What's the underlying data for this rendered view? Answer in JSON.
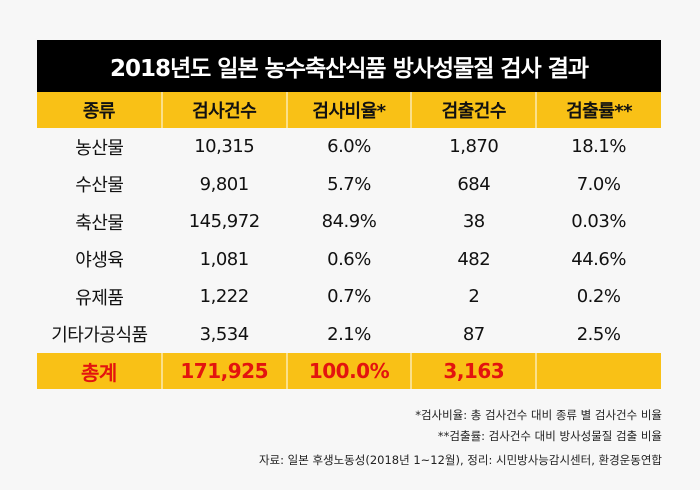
{
  "title": "2018년도 일본 농수축산식품 방사성물질 검사 결과",
  "headers": [
    "종류",
    "검사건수",
    "검사비율*",
    "검출건수",
    "검출률**"
  ],
  "rows": [
    [
      "농산물",
      "10,315",
      "6.0%",
      "1,870",
      "18.1%"
    ],
    [
      "수산물",
      "9,801",
      "5.7%",
      "684",
      "7.0%"
    ],
    [
      "축산물",
      "145,972",
      "84.9%",
      "38",
      "0.03%"
    ],
    [
      "야생육",
      "1,081",
      "0.6%",
      "482",
      "44.6%"
    ],
    [
      "유제품",
      "1,222",
      "0.7%",
      "2",
      "0.2%"
    ],
    [
      "기타가공식품",
      "3,534",
      "2.1%",
      "87",
      "2.5%"
    ]
  ],
  "total": [
    "총계",
    "171,925",
    "100.0%",
    "3,163",
    ""
  ],
  "notes": [
    "*검사비율: 총 검사건수 대비 종류 별 검사건수 비율",
    "**검출률: 검사건수 대비 방사성물질 검출 비율"
  ],
  "source": "자료: 일본 후생노동성(2018년 1~12월), 정리: 시민방사능감시센터, 환경운동연합"
}
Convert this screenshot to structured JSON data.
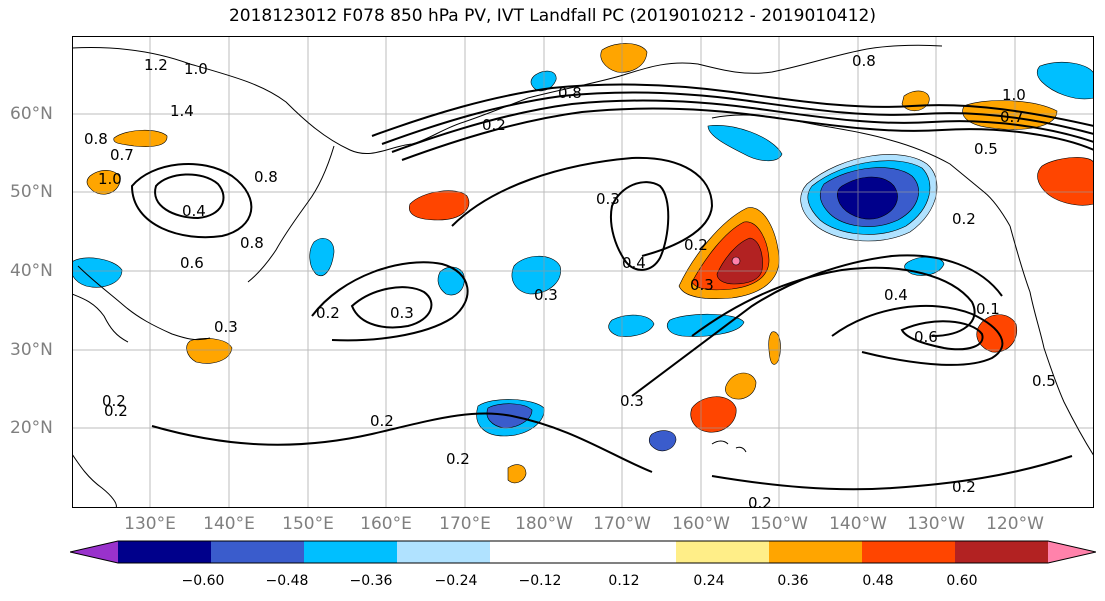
{
  "title": "2018123012 F078 850 hPa PV, IVT Landfall PC (2019010212 - 2019010412)",
  "lat_labels": [
    "60°N",
    "50°N",
    "40°N",
    "30°N",
    "20°N"
  ],
  "lon_labels": [
    "130°E",
    "140°E",
    "150°E",
    "160°E",
    "170°E",
    "180°W",
    "170°W",
    "160°W",
    "150°W",
    "140°W",
    "130°W",
    "120°W"
  ],
  "colorbar": {
    "colors": [
      "#9932cc",
      "#00008b",
      "#3a5ccc",
      "#00bfff",
      "#b0e2ff",
      "#ffffff",
      "#ffffff",
      "#ffee88",
      "#ffa500",
      "#ff4500",
      "#b22222",
      "#ff82ab"
    ],
    "ticks": [
      "−0.60",
      "−0.48",
      "−0.36",
      "−0.24",
      "−0.12",
      "0.12",
      "0.24",
      "0.36",
      "0.48",
      "0.60"
    ]
  },
  "contour_labels": [
    "1.2",
    "1.0",
    "1.4",
    "0.8",
    "0.7",
    "0.8",
    "1.0",
    "0.4",
    "0.8",
    "0.6",
    "0.2",
    "0.3",
    "0.2",
    "0.3",
    "0.2",
    "0.8",
    "0.2",
    "0.3",
    "0.4",
    "0.2",
    "0.3",
    "0.3",
    "0.2",
    "0.3",
    "0.2",
    "0.2",
    "0.8",
    "1.0",
    "0.7",
    "0.5",
    "0.2",
    "0.4",
    "0.6",
    "0.1",
    "0.5",
    "0.2"
  ]
}
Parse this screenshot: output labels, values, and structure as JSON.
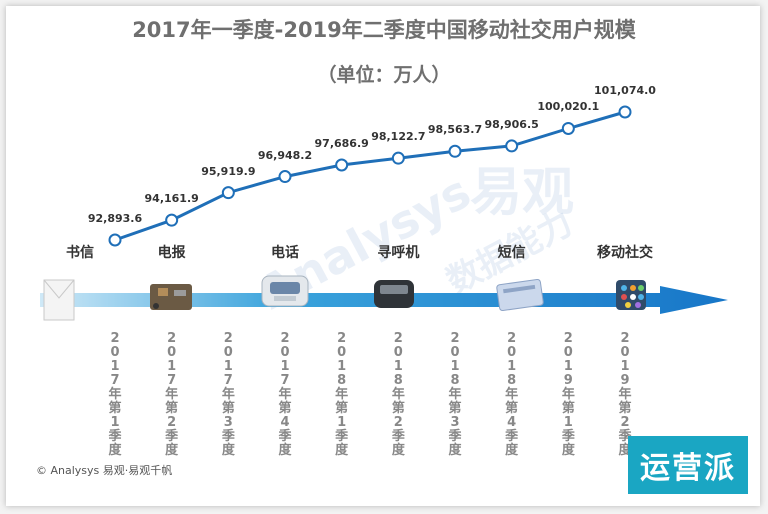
{
  "chart_data": {
    "type": "line",
    "title": "2017年一季度-2019年二季度中国移动社交用户规模",
    "subtitle": "（单位：万人）",
    "categories": [
      "2017年第1季度",
      "2017年第2季度",
      "2017年第3季度",
      "2017年第4季度",
      "2018年第1季度",
      "2018年第2季度",
      "2018年第3季度",
      "2018年第4季度",
      "2019年第1季度",
      "2019年第2季度"
    ],
    "values": [
      92893.6,
      94161.9,
      95919.9,
      96948.2,
      97686.9,
      98122.7,
      98563.7,
      98906.5,
      100020.1,
      101074.0
    ],
    "value_labels": [
      "92,893.6",
      "94,161.9",
      "95,919.9",
      "96,948.2",
      "97,686.9",
      "98,122.7",
      "98,563.7",
      "98,906.5",
      "100,020.1",
      "101,074.0"
    ],
    "series_name": "中国移动社交用户规模",
    "line_color": "#1f6fb8",
    "marker_fill": "#ffffff",
    "stages": [
      {
        "label": "书信",
        "index": 0
      },
      {
        "label": "电报",
        "index": 1
      },
      {
        "label": "电话",
        "index": 3
      },
      {
        "label": "寻呼机",
        "index": 5
      },
      {
        "label": "短信",
        "index": 7
      },
      {
        "label": "移动社交",
        "index": 9
      }
    ],
    "xlabel": "",
    "ylabel": "",
    "ylim": [
      91000,
      103000
    ]
  },
  "watermark": {
    "brand": "Analysys",
    "cn": "易观",
    "slogan": "数据能力"
  },
  "footer": {
    "copyright": "© Analysys 易观·易观千帆",
    "badge": "运营派"
  }
}
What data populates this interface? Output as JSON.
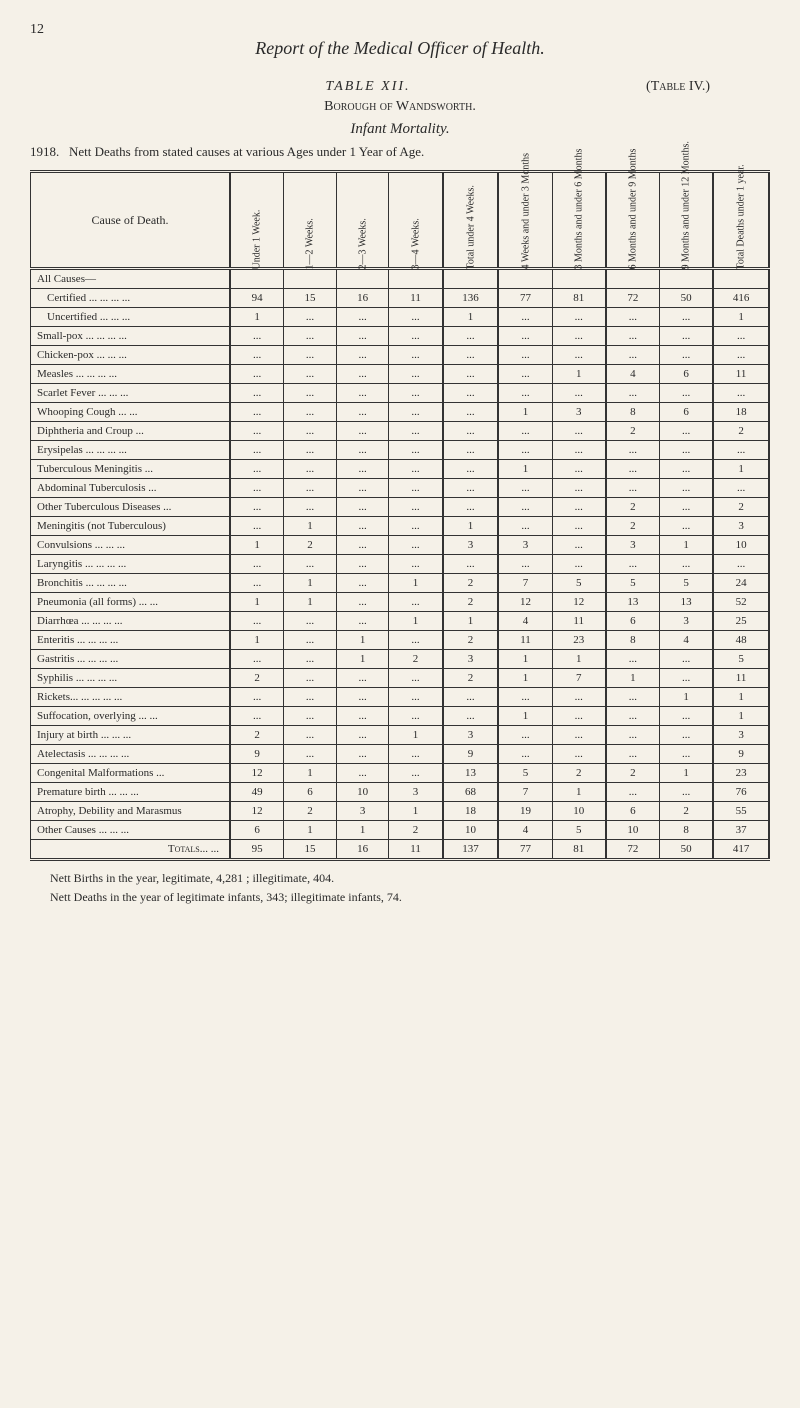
{
  "page_number": "12",
  "report_title": "Report of the Medical Officer of Health.",
  "table_number": "TABLE XII.",
  "table_ref": "(Table IV.)",
  "borough": "Borough of Wandsworth.",
  "subtitle": "Infant Mortality.",
  "year": "1918.",
  "caption": "Nett Deaths from stated causes at various Ages under 1 Year of Age.",
  "headers": {
    "cause": "Cause of Death.",
    "col1": "Under 1 Week.",
    "col2": "1—2 Weeks.",
    "col3": "2—3 Weeks.",
    "col4": "3—4 Weeks.",
    "col5": "Total under 4 Weeks.",
    "col6": "4 Weeks and under 3 Months",
    "col7": "3 Months and under 6 Months",
    "col8": "6 Months and under 9 Months",
    "col9": "9 Months and under 12 Months.",
    "col10": "Total Deaths under 1 year."
  },
  "rows": [
    {
      "label": "All Causes—",
      "vals": [
        "",
        "",
        "",
        "",
        "",
        "",
        "",
        "",
        "",
        ""
      ],
      "bold": true
    },
    {
      "label": "Certified ...  ...  ...  ...",
      "vals": [
        "94",
        "15",
        "16",
        "11",
        "136",
        "77",
        "81",
        "72",
        "50",
        "416"
      ],
      "indent": true
    },
    {
      "label": "Uncertified  ...  ...  ...",
      "vals": [
        "1",
        "...",
        "...",
        "...",
        "1",
        "...",
        "...",
        "...",
        "...",
        "1"
      ],
      "indent": true
    },
    {
      "label": "Small-pox ...  ...  ...  ...",
      "vals": [
        "...",
        "...",
        "...",
        "...",
        "...",
        "...",
        "...",
        "...",
        "...",
        "..."
      ],
      "sec": true
    },
    {
      "label": "Chicken-pox  ...  ...  ...",
      "vals": [
        "...",
        "...",
        "...",
        "...",
        "...",
        "...",
        "...",
        "...",
        "...",
        "..."
      ]
    },
    {
      "label": "Measles  ...  ...  ...  ...",
      "vals": [
        "...",
        "...",
        "...",
        "...",
        "...",
        "...",
        "1",
        "4",
        "6",
        "11"
      ]
    },
    {
      "label": "Scarlet Fever  ...  ...  ...",
      "vals": [
        "...",
        "...",
        "...",
        "...",
        "...",
        "...",
        "...",
        "...",
        "...",
        "..."
      ]
    },
    {
      "label": "Whooping Cough  ...  ...",
      "vals": [
        "...",
        "...",
        "...",
        "...",
        "...",
        "1",
        "3",
        "8",
        "6",
        "18"
      ]
    },
    {
      "label": "Diphtheria and Croup  ...",
      "vals": [
        "...",
        "...",
        "...",
        "...",
        "...",
        "...",
        "...",
        "2",
        "...",
        "2"
      ]
    },
    {
      "label": "Erysipelas ...  ...  ...  ...",
      "vals": [
        "...",
        "...",
        "...",
        "...",
        "...",
        "...",
        "...",
        "...",
        "...",
        "..."
      ]
    },
    {
      "label": "Tuberculous Meningitis  ...",
      "vals": [
        "...",
        "...",
        "...",
        "...",
        "...",
        "1",
        "...",
        "...",
        "...",
        "1"
      ]
    },
    {
      "label": "Abdominal Tuberculosis  ...",
      "vals": [
        "...",
        "...",
        "...",
        "...",
        "...",
        "...",
        "...",
        "...",
        "...",
        "..."
      ]
    },
    {
      "label": "Other Tuberculous Diseases ...",
      "vals": [
        "...",
        "...",
        "...",
        "...",
        "...",
        "...",
        "...",
        "2",
        "...",
        "2"
      ]
    },
    {
      "label": "Meningitis (not Tuberculous)",
      "vals": [
        "...",
        "1",
        "...",
        "...",
        "1",
        "...",
        "...",
        "2",
        "...",
        "3"
      ]
    },
    {
      "label": "Convulsions  ...  ...  ...",
      "vals": [
        "1",
        "2",
        "...",
        "...",
        "3",
        "3",
        "...",
        "3",
        "1",
        "10"
      ]
    },
    {
      "label": "Laryngitis ...  ...  ...  ...",
      "vals": [
        "...",
        "...",
        "...",
        "...",
        "...",
        "...",
        "...",
        "...",
        "...",
        "..."
      ]
    },
    {
      "label": "Bronchitis ...  ...  ...  ...",
      "vals": [
        "...",
        "1",
        "...",
        "1",
        "2",
        "7",
        "5",
        "5",
        "5",
        "24"
      ]
    },
    {
      "label": "Pneumonia (all forms) ...  ...",
      "vals": [
        "1",
        "1",
        "...",
        "...",
        "2",
        "12",
        "12",
        "13",
        "13",
        "52"
      ]
    },
    {
      "label": "Diarrhœa ...  ...  ...  ...",
      "vals": [
        "...",
        "...",
        "...",
        "1",
        "1",
        "4",
        "11",
        "6",
        "3",
        "25"
      ]
    },
    {
      "label": "Enteritis  ...  ...  ...  ...",
      "vals": [
        "1",
        "...",
        "1",
        "...",
        "2",
        "11",
        "23",
        "8",
        "4",
        "48"
      ]
    },
    {
      "label": "Gastritis  ...  ...  ...  ...",
      "vals": [
        "...",
        "...",
        "1",
        "2",
        "3",
        "1",
        "1",
        "...",
        "...",
        "5"
      ]
    },
    {
      "label": "Syphilis  ...  ...  ...  ...",
      "vals": [
        "2",
        "...",
        "...",
        "...",
        "2",
        "1",
        "7",
        "1",
        "...",
        "11"
      ]
    },
    {
      "label": "Rickets...  ...  ...  ...  ...",
      "vals": [
        "...",
        "...",
        "...",
        "...",
        "...",
        "...",
        "...",
        "...",
        "1",
        "1"
      ]
    },
    {
      "label": "Suffocation, overlying ...  ...",
      "vals": [
        "...",
        "...",
        "...",
        "...",
        "...",
        "1",
        "...",
        "...",
        "...",
        "1"
      ]
    },
    {
      "label": "Injury at birth  ...  ...  ...",
      "vals": [
        "2",
        "...",
        "...",
        "1",
        "3",
        "...",
        "...",
        "...",
        "...",
        "3"
      ]
    },
    {
      "label": "Atelectasis ...  ...  ...  ...",
      "vals": [
        "9",
        "...",
        "...",
        "...",
        "9",
        "...",
        "...",
        "...",
        "...",
        "9"
      ]
    },
    {
      "label": "Congenital Malformations  ...",
      "vals": [
        "12",
        "1",
        "...",
        "...",
        "13",
        "5",
        "2",
        "2",
        "1",
        "23"
      ]
    },
    {
      "label": "Premature birth ...  ...  ...",
      "vals": [
        "49",
        "6",
        "10",
        "3",
        "68",
        "7",
        "1",
        "...",
        "...",
        "76"
      ]
    },
    {
      "label": "Atrophy, Debility and Marasmus",
      "vals": [
        "12",
        "2",
        "3",
        "1",
        "18",
        "19",
        "10",
        "6",
        "2",
        "55"
      ]
    },
    {
      "label": "Other Causes  ...  ...  ...",
      "vals": [
        "6",
        "1",
        "1",
        "2",
        "10",
        "4",
        "5",
        "10",
        "8",
        "37"
      ]
    }
  ],
  "totals": {
    "label": "Totals...  ...",
    "vals": [
      "95",
      "15",
      "16",
      "11",
      "137",
      "77",
      "81",
      "72",
      "50",
      "417"
    ]
  },
  "footer": {
    "line1": "Nett Births in the year, legitimate, 4,281 ; illegitimate, 404.",
    "line2": "Nett Deaths in the year of legitimate infants, 343; illegitimate infants, 74."
  }
}
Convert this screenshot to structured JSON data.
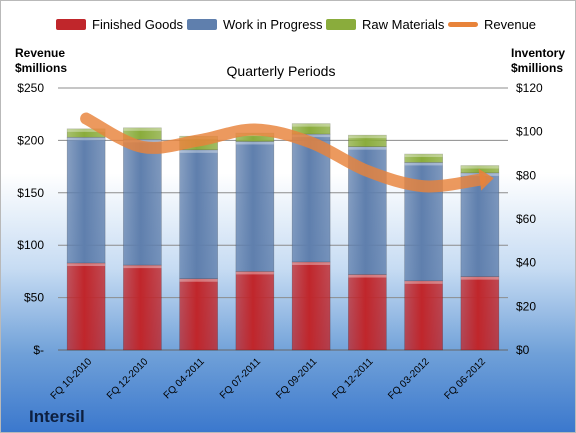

■ Exercise directions ■
Which lines contain "subtitle"? Show each of them.

■ Output for this exercise ■
    "subtitle": "（单位：万人）",
  "subtitle": "Infant Mortality.",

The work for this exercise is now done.